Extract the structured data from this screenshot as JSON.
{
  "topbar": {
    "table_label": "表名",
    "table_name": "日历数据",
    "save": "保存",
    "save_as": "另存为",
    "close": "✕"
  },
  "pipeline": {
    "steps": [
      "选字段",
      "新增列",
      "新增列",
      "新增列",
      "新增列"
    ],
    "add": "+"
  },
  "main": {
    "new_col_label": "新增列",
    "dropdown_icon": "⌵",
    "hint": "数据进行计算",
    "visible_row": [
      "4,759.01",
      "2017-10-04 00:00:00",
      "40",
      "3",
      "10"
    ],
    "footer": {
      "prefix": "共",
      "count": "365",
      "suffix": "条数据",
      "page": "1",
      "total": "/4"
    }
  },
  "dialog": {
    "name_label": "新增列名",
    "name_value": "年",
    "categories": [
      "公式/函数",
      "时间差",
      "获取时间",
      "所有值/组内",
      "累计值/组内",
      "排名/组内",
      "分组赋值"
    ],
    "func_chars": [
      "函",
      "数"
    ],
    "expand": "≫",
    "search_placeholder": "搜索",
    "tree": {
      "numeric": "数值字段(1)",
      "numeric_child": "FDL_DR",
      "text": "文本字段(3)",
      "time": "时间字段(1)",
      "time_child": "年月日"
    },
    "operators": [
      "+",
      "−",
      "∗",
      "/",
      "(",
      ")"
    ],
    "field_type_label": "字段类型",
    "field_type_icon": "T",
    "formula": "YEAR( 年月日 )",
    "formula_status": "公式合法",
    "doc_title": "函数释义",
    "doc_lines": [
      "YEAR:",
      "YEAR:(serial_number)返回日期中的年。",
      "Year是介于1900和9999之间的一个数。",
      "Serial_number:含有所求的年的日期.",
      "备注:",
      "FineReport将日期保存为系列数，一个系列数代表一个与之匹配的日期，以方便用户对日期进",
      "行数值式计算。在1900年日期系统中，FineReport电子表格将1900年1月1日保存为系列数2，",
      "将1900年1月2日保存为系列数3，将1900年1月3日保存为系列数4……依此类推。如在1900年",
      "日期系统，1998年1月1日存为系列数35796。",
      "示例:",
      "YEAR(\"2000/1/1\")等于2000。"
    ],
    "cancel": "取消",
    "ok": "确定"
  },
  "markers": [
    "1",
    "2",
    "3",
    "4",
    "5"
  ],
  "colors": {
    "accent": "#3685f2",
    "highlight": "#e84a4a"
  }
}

=======

All of the records must be repeated exactly.

OUTPUT FOR THIS EXERCISE ▸
Extract the structured data from this screenshot as JSON.
{
  "topbar": {
    "table_label": "表名",
    "table_name": "日历数据",
    "save": "保存",
    "save_as": "另存为",
    "close": "✕"
  },
  "pipeline": {
    "steps": [
      "选字段",
      "新增列",
      "新增列",
      "新增列",
      "新增列"
    ],
    "add": "+"
  },
  "main": {
    "new_col_label": "新增列",
    "dropdown_icon": "⌵",
    "hint": "数据进行计算",
    "visible_row": [
      "4,759.01",
      "2017-10-04 00:00:00",
      "40",
      "3",
      "10"
    ],
    "footer": {
      "prefix": "共",
      "count": "365",
      "suffix": "条数据",
      "page": "1",
      "total": "/4"
    }
  },
  "dialog": {
    "name_label": "新增列名",
    "name_value": "年",
    "categories": [
      "公式/函数",
      "时间差",
      "获取时间",
      "所有值/组内",
      "累计值/组内",
      "排名/组内",
      "分组赋值"
    ],
    "func_chars": [
      "函",
      "数"
    ],
    "expand": "≫",
    "search_placeholder": "搜索",
    "tree": {
      "numeric": "数值字段(1)",
      "numeric_child": "FDL_DR",
      "text": "文本字段(3)",
      "time": "时间字段(1)",
      "time_child": "年月日"
    },
    "operators": [
      "+",
      "−",
      "∗",
      "/",
      "(",
      ")"
    ],
    "field_type_label": "字段类型",
    "field_type_icon": "T",
    "formula": "YEAR( 年月日 )",
    "formula_status": "公式合法",
    "doc_title": "函数释义",
    "doc_lines": [
      "YEAR:",
      "YEAR:(serial_number)返回日期中的年。",
      "Year是介于1900和9999之间的一个数。",
      "Serial_number:含有所求的年的日期.",
      "备注:",
      "FineReport将日期保存为系列数，一个系列数代表一个与之匹配的日期，以方便用户对日期进",
      "行数值式计算。在1900年日期系统中，FineReport电子表格将1900年1月1日保存为系列数2，",
      "将1900年1月2日保存为系列数3，将1900年1月3日保存为系列数4……依此类推。如在1900年",
      "日期系统，1998年1月1日存为系列数35796。",
      "示例:",
      "YEAR(\"2000/1/1\")等于2000。"
    ],
    "cancel": "取消",
    "ok": "确定"
  },
  "markers": [
    "1",
    "2",
    "3",
    "4",
    "5"
  ],
  "colors": {
    "accent": "#3685f2",
    "highlight": "#e84a4a"
  }
}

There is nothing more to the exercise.